- [Dataset entries on figures]:
↓↓↓

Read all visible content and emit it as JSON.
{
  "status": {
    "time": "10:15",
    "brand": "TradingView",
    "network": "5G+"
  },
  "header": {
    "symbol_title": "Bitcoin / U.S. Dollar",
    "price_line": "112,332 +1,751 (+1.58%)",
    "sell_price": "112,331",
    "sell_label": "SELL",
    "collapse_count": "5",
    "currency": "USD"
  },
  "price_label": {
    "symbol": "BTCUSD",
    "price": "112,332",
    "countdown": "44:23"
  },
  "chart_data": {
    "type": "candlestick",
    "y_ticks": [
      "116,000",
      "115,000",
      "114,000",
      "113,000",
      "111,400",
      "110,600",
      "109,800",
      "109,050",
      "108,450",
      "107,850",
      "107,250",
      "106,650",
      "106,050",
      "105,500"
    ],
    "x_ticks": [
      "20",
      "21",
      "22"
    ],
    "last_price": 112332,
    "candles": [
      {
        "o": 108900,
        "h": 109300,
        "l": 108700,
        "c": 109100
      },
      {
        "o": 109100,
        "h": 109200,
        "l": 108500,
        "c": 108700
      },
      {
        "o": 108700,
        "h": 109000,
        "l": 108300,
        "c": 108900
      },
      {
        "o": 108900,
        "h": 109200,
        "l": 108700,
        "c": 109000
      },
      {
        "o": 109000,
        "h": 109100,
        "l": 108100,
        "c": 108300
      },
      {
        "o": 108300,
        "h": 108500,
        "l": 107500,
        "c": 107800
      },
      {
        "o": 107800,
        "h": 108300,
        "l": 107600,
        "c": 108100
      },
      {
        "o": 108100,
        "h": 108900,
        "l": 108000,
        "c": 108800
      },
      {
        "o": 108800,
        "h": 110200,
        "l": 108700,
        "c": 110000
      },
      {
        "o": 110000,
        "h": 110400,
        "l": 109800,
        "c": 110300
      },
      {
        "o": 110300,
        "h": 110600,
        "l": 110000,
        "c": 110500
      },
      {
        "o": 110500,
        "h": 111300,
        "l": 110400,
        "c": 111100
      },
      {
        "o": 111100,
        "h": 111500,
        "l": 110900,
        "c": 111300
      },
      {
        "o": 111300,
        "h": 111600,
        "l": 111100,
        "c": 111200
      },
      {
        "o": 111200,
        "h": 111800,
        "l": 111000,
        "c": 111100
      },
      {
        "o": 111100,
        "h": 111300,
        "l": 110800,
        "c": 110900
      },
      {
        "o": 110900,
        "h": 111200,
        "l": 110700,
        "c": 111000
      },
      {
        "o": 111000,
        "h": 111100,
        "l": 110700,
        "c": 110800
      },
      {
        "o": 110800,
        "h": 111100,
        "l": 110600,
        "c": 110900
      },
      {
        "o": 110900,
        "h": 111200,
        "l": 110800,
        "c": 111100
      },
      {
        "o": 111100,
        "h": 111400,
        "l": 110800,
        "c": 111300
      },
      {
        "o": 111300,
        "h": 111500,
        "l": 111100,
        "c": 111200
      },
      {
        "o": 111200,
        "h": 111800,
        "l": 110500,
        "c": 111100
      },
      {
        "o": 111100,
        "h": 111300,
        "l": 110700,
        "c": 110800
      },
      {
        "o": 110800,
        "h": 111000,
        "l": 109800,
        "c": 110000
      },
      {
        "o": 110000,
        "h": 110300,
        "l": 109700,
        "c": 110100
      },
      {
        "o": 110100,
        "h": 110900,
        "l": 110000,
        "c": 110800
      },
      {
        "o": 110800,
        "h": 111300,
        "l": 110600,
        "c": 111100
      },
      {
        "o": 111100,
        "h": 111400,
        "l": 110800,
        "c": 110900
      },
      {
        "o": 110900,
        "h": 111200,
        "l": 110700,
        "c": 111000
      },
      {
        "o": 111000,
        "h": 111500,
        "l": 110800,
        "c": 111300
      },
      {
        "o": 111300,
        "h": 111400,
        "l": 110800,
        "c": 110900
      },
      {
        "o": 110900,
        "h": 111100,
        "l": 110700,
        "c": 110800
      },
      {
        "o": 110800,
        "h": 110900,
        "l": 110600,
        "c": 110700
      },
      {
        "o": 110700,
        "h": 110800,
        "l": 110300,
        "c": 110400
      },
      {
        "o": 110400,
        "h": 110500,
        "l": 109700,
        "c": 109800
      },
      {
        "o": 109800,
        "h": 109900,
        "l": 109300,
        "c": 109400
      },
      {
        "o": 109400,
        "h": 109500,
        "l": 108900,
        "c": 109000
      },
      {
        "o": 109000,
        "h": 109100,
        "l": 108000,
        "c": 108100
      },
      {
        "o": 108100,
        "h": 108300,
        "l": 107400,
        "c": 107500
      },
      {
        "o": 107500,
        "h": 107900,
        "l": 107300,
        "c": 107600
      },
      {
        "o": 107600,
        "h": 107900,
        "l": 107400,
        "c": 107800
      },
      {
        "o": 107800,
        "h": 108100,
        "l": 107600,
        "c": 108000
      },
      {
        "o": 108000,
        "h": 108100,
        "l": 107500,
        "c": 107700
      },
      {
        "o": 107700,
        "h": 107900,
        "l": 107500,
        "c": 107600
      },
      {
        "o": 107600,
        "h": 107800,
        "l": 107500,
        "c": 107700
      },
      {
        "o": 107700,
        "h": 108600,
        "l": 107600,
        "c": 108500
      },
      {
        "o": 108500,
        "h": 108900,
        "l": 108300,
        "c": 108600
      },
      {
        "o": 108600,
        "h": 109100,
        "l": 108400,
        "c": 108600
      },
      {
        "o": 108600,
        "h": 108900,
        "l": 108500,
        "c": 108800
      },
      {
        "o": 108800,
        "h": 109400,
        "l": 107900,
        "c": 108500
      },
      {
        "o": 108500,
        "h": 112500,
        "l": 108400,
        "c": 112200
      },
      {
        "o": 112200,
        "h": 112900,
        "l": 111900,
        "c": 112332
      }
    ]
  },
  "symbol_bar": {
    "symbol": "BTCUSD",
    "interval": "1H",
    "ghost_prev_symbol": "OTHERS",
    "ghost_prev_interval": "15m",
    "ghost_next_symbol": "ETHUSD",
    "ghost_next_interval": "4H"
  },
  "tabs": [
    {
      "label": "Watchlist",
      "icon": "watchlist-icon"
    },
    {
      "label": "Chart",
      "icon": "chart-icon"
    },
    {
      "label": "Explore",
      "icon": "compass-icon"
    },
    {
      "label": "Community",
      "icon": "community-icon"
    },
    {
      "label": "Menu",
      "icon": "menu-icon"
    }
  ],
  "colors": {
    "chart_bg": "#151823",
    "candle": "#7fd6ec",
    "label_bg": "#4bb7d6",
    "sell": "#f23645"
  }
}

↑↑↑

- [Exercise aim]: Repeat the records above exactly.

- [Output for this task]:
Read all visible content and emit it as JSON.
{
  "status": {
    "time": "10:15",
    "brand": "TradingView",
    "network": "5G+"
  },
  "header": {
    "symbol_title": "Bitcoin / U.S. Dollar",
    "price_line": "112,332 +1,751 (+1.58%)",
    "sell_price": "112,331",
    "sell_label": "SELL",
    "collapse_count": "5",
    "currency": "USD"
  },
  "price_label": {
    "symbol": "BTCUSD",
    "price": "112,332",
    "countdown": "44:23"
  },
  "chart_data": {
    "type": "candlestick",
    "y_ticks": [
      "116,000",
      "115,000",
      "114,000",
      "113,000",
      "111,400",
      "110,600",
      "109,800",
      "109,050",
      "108,450",
      "107,850",
      "107,250",
      "106,650",
      "106,050",
      "105,500"
    ],
    "x_ticks": [
      "20",
      "21",
      "22"
    ],
    "last_price": 112332,
    "candles": [
      {
        "o": 108900,
        "h": 109300,
        "l": 108700,
        "c": 109100
      },
      {
        "o": 109100,
        "h": 109200,
        "l": 108500,
        "c": 108700
      },
      {
        "o": 108700,
        "h": 109000,
        "l": 108300,
        "c": 108900
      },
      {
        "o": 108900,
        "h": 109200,
        "l": 108700,
        "c": 109000
      },
      {
        "o": 109000,
        "h": 109100,
        "l": 108100,
        "c": 108300
      },
      {
        "o": 108300,
        "h": 108500,
        "l": 107500,
        "c": 107800
      },
      {
        "o": 107800,
        "h": 108300,
        "l": 107600,
        "c": 108100
      },
      {
        "o": 108100,
        "h": 108900,
        "l": 108000,
        "c": 108800
      },
      {
        "o": 108800,
        "h": 110200,
        "l": 108700,
        "c": 110000
      },
      {
        "o": 110000,
        "h": 110400,
        "l": 109800,
        "c": 110300
      },
      {
        "o": 110300,
        "h": 110600,
        "l": 110000,
        "c": 110500
      },
      {
        "o": 110500,
        "h": 111300,
        "l": 110400,
        "c": 111100
      },
      {
        "o": 111100,
        "h": 111500,
        "l": 110900,
        "c": 111300
      },
      {
        "o": 111300,
        "h": 111600,
        "l": 111100,
        "c": 111200
      },
      {
        "o": 111200,
        "h": 111800,
        "l": 111000,
        "c": 111100
      },
      {
        "o": 111100,
        "h": 111300,
        "l": 110800,
        "c": 110900
      },
      {
        "o": 110900,
        "h": 111200,
        "l": 110700,
        "c": 111000
      },
      {
        "o": 111000,
        "h": 111100,
        "l": 110700,
        "c": 110800
      },
      {
        "o": 110800,
        "h": 111100,
        "l": 110600,
        "c": 110900
      },
      {
        "o": 110900,
        "h": 111200,
        "l": 110800,
        "c": 111100
      },
      {
        "o": 111100,
        "h": 111400,
        "l": 110800,
        "c": 111300
      },
      {
        "o": 111300,
        "h": 111500,
        "l": 111100,
        "c": 111200
      },
      {
        "o": 111200,
        "h": 111800,
        "l": 110500,
        "c": 111100
      },
      {
        "o": 111100,
        "h": 111300,
        "l": 110700,
        "c": 110800
      },
      {
        "o": 110800,
        "h": 111000,
        "l": 109800,
        "c": 110000
      },
      {
        "o": 110000,
        "h": 110300,
        "l": 109700,
        "c": 110100
      },
      {
        "o": 110100,
        "h": 110900,
        "l": 110000,
        "c": 110800
      },
      {
        "o": 110800,
        "h": 111300,
        "l": 110600,
        "c": 111100
      },
      {
        "o": 111100,
        "h": 111400,
        "l": 110800,
        "c": 110900
      },
      {
        "o": 110900,
        "h": 111200,
        "l": 110700,
        "c": 111000
      },
      {
        "o": 111000,
        "h": 111500,
        "l": 110800,
        "c": 111300
      },
      {
        "o": 111300,
        "h": 111400,
        "l": 110800,
        "c": 110900
      },
      {
        "o": 110900,
        "h": 111100,
        "l": 110700,
        "c": 110800
      },
      {
        "o": 110800,
        "h": 110900,
        "l": 110600,
        "c": 110700
      },
      {
        "o": 110700,
        "h": 110800,
        "l": 110300,
        "c": 110400
      },
      {
        "o": 110400,
        "h": 110500,
        "l": 109700,
        "c": 109800
      },
      {
        "o": 109800,
        "h": 109900,
        "l": 109300,
        "c": 109400
      },
      {
        "o": 109400,
        "h": 109500,
        "l": 108900,
        "c": 109000
      },
      {
        "o": 109000,
        "h": 109100,
        "l": 108000,
        "c": 108100
      },
      {
        "o": 108100,
        "h": 108300,
        "l": 107400,
        "c": 107500
      },
      {
        "o": 107500,
        "h": 107900,
        "l": 107300,
        "c": 107600
      },
      {
        "o": 107600,
        "h": 107900,
        "l": 107400,
        "c": 107800
      },
      {
        "o": 107800,
        "h": 108100,
        "l": 107600,
        "c": 108000
      },
      {
        "o": 108000,
        "h": 108100,
        "l": 107500,
        "c": 107700
      },
      {
        "o": 107700,
        "h": 107900,
        "l": 107500,
        "c": 107600
      },
      {
        "o": 107600,
        "h": 107800,
        "l": 107500,
        "c": 107700
      },
      {
        "o": 107700,
        "h": 108600,
        "l": 107600,
        "c": 108500
      },
      {
        "o": 108500,
        "h": 108900,
        "l": 108300,
        "c": 108600
      },
      {
        "o": 108600,
        "h": 109100,
        "l": 108400,
        "c": 108600
      },
      {
        "o": 108600,
        "h": 108900,
        "l": 108500,
        "c": 108800
      },
      {
        "o": 108800,
        "h": 109400,
        "l": 107900,
        "c": 108500
      },
      {
        "o": 108500,
        "h": 112500,
        "l": 108400,
        "c": 112200
      },
      {
        "o": 112200,
        "h": 112900,
        "l": 111900,
        "c": 112332
      }
    ]
  },
  "symbol_bar": {
    "symbol": "BTCUSD",
    "interval": "1H",
    "ghost_prev_symbol": "OTHERS",
    "ghost_prev_interval": "15m",
    "ghost_next_symbol": "ETHUSD",
    "ghost_next_interval": "4H"
  },
  "tabs": [
    {
      "label": "Watchlist",
      "icon": "watchlist-icon"
    },
    {
      "label": "Chart",
      "icon": "chart-icon"
    },
    {
      "label": "Explore",
      "icon": "compass-icon"
    },
    {
      "label": "Community",
      "icon": "community-icon"
    },
    {
      "label": "Menu",
      "icon": "menu-icon"
    }
  ],
  "colors": {
    "chart_bg": "#151823",
    "candle": "#7fd6ec",
    "label_bg": "#4bb7d6",
    "sell": "#f23645"
  }
}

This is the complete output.